§ Provided data:

- - - - -

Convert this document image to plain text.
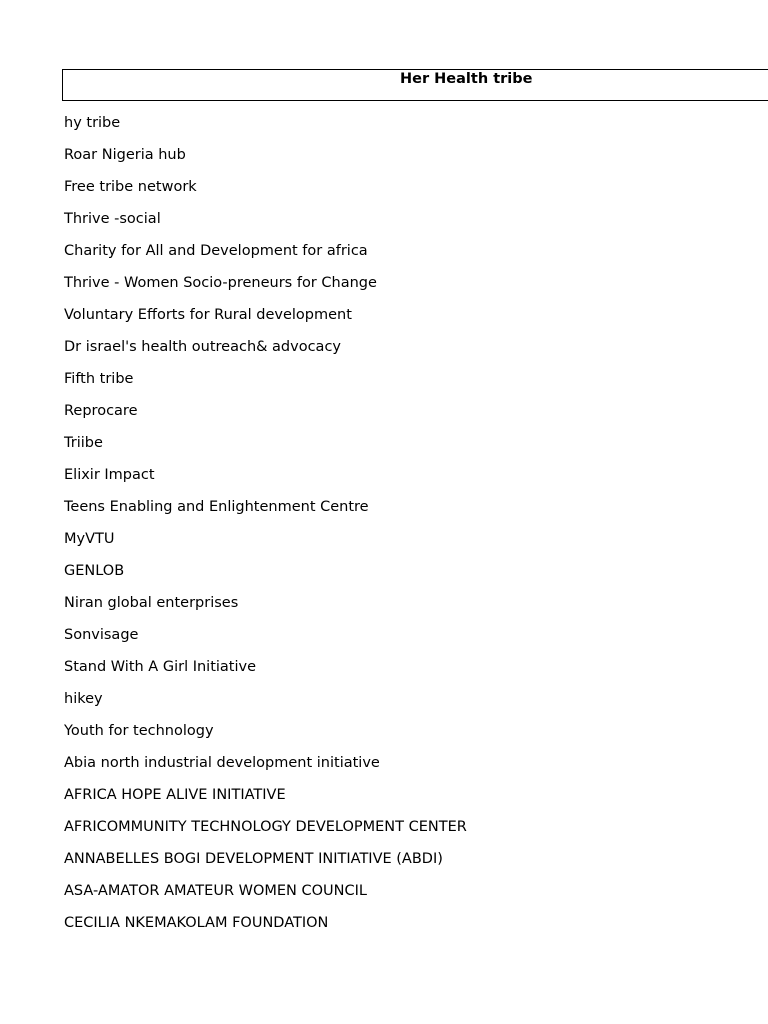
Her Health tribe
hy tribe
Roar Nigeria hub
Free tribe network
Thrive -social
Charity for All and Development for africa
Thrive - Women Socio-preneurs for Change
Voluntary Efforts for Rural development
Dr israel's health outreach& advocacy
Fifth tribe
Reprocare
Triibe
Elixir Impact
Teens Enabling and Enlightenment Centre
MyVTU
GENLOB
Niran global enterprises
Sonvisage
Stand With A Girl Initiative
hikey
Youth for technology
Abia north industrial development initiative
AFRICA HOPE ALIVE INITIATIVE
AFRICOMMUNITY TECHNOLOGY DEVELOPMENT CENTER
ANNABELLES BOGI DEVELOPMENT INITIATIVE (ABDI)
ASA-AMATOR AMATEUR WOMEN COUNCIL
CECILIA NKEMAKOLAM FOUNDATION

- - - - -

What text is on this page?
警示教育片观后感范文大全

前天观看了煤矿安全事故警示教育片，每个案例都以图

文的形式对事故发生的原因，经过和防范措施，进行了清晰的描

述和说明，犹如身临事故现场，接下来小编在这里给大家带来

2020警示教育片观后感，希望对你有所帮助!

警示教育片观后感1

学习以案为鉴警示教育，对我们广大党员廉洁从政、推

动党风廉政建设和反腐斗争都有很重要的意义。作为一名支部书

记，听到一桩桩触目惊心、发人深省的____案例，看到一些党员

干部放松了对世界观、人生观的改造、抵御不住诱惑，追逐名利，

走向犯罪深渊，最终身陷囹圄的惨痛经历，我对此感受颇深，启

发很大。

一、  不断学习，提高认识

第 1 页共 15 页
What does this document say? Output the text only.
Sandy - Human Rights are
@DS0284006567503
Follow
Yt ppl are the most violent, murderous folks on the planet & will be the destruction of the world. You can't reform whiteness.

- - - - -

§ Exercise prompt: Find every line of the data that holds the string "this", then say how many there are and nothing else.

§ Task solution: 3